Rewrite the rows from the first one through the line with "step-3-lead: Press the", putting "dial" wherever "switch" appears and leaving everything else as it is. Return only those lines.

(Entries taken from a collection)
[BEGIN]

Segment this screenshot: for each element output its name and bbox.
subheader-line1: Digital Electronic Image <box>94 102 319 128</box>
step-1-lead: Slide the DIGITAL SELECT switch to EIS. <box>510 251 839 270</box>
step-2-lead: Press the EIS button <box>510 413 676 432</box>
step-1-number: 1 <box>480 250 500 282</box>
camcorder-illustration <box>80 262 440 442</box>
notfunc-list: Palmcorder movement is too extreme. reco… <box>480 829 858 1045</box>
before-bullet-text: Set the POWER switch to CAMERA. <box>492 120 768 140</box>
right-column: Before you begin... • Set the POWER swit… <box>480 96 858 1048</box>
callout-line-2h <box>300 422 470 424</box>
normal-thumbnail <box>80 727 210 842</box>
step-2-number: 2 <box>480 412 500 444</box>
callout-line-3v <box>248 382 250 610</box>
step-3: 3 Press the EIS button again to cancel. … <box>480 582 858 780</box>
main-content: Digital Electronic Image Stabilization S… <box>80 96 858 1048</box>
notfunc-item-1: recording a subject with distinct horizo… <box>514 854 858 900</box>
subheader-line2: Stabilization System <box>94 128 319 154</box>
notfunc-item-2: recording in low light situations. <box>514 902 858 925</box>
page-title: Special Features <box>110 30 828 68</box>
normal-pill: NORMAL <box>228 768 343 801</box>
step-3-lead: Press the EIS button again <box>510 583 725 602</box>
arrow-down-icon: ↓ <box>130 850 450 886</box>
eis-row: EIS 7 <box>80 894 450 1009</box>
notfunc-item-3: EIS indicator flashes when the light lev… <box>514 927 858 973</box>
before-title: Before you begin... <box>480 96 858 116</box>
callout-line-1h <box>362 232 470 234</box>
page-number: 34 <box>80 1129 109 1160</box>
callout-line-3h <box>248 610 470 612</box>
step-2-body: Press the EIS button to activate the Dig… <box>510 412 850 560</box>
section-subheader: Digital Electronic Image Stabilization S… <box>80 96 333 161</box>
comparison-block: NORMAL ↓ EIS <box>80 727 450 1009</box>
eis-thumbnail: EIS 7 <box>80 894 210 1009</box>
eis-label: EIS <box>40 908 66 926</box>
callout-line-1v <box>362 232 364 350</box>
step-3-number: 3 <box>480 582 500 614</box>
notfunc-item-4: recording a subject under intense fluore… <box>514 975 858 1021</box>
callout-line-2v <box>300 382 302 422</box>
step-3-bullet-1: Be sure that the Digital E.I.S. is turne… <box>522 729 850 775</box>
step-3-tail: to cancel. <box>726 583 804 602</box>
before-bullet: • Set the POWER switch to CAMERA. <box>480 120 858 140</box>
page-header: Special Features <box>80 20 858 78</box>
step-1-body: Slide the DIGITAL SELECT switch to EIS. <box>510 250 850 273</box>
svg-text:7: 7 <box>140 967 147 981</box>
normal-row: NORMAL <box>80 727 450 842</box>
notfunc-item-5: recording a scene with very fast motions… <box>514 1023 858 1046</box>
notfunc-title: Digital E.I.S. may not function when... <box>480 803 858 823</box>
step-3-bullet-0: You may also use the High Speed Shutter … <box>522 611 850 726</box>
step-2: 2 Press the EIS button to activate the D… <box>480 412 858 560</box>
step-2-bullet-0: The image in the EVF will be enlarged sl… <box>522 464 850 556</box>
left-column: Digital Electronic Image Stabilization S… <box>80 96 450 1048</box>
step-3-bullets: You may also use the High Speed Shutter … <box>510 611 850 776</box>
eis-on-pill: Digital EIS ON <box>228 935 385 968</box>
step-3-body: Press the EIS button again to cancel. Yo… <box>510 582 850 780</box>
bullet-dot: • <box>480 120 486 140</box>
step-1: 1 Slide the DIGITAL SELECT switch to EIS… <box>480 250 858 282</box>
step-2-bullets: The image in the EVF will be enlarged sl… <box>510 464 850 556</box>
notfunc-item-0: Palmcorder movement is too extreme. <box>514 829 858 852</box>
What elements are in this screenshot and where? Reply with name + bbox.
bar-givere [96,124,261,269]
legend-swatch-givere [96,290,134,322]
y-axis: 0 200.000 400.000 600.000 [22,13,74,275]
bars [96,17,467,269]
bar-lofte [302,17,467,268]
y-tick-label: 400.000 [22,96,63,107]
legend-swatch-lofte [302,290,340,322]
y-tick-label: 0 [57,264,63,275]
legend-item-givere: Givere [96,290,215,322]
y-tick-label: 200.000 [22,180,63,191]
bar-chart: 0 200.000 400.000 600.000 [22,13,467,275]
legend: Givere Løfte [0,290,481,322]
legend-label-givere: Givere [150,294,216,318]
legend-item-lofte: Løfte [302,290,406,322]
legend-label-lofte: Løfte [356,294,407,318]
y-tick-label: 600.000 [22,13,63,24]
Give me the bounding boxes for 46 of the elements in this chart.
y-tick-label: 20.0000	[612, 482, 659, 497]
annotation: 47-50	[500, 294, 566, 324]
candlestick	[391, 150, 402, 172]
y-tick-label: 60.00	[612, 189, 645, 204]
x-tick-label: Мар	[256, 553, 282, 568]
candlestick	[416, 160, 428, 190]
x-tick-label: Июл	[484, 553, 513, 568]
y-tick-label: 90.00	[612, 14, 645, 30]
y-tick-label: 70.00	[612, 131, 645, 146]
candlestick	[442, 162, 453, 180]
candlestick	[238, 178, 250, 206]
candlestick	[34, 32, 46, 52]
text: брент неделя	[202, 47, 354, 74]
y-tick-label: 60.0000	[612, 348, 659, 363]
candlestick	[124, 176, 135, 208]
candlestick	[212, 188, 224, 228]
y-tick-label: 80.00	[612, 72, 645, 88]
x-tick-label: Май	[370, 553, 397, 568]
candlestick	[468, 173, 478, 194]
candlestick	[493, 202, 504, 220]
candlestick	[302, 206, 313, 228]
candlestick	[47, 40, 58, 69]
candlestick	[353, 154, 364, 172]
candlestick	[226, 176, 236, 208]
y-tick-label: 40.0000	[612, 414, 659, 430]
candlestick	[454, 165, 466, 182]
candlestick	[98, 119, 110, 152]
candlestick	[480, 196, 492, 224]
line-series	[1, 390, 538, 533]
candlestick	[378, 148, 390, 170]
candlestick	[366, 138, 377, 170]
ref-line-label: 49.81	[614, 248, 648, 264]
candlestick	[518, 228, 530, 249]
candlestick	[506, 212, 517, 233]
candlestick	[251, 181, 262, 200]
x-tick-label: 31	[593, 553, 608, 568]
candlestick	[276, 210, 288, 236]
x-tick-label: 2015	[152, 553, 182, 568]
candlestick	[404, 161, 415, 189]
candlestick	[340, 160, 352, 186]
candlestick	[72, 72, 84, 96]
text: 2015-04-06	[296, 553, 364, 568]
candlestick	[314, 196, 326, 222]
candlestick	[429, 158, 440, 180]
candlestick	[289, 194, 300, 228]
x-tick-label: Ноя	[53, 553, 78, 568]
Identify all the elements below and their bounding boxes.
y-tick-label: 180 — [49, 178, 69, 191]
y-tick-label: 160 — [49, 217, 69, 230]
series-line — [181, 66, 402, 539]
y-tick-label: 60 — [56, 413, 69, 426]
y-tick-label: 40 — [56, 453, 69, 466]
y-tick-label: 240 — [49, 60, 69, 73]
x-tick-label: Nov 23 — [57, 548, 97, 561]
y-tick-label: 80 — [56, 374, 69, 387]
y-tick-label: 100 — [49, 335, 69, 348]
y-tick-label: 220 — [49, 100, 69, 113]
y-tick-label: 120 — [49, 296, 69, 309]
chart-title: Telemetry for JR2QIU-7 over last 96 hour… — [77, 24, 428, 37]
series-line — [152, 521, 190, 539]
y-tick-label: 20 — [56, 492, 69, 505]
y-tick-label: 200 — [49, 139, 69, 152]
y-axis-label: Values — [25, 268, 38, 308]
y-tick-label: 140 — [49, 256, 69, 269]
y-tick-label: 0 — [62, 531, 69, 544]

[END]

> **Written response**
Segment this screenshot: for each element output its name and bbox.
subheader-line1: Digital Electronic Image <box>94 102 319 128</box>
step-1-lead: Slide the DIGITAL SELECT dial to EIS. <box>510 251 839 270</box>
step-2-lead: Press the EIS button <box>510 413 676 432</box>
step-1-number: 1 <box>480 250 500 282</box>
camcorder-illustration <box>80 262 440 442</box>
notfunc-list: Palmcorder movement is too extreme. reco… <box>480 829 858 1045</box>
before-bullet-text: Set the POWER dial to CAMERA. <box>492 120 768 140</box>
right-column: Before you begin... • Set the POWER swit… <box>480 96 858 1048</box>
callout-line-2h <box>300 422 470 424</box>
normal-thumbnail <box>80 727 210 842</box>
step-2-number: 2 <box>480 412 500 444</box>
callout-line-3v <box>248 382 250 610</box>
step-3: 3 Press the EIS button again to cancel. … <box>480 582 858 780</box>
main-content: Digital Electronic Image Stabilization S… <box>80 96 858 1048</box>
notfunc-item-1: recording a subject with distinct horizo… <box>514 854 858 900</box>
subheader-line2: Stabilization System <box>94 128 319 154</box>
notfunc-item-2: recording in low light situations. <box>514 902 858 925</box>
page-title: Special Features <box>110 30 828 68</box>
normal-pill: NORMAL <box>228 768 343 801</box>
step-3-lead: Press the EIS button again <box>510 583 725 602</box>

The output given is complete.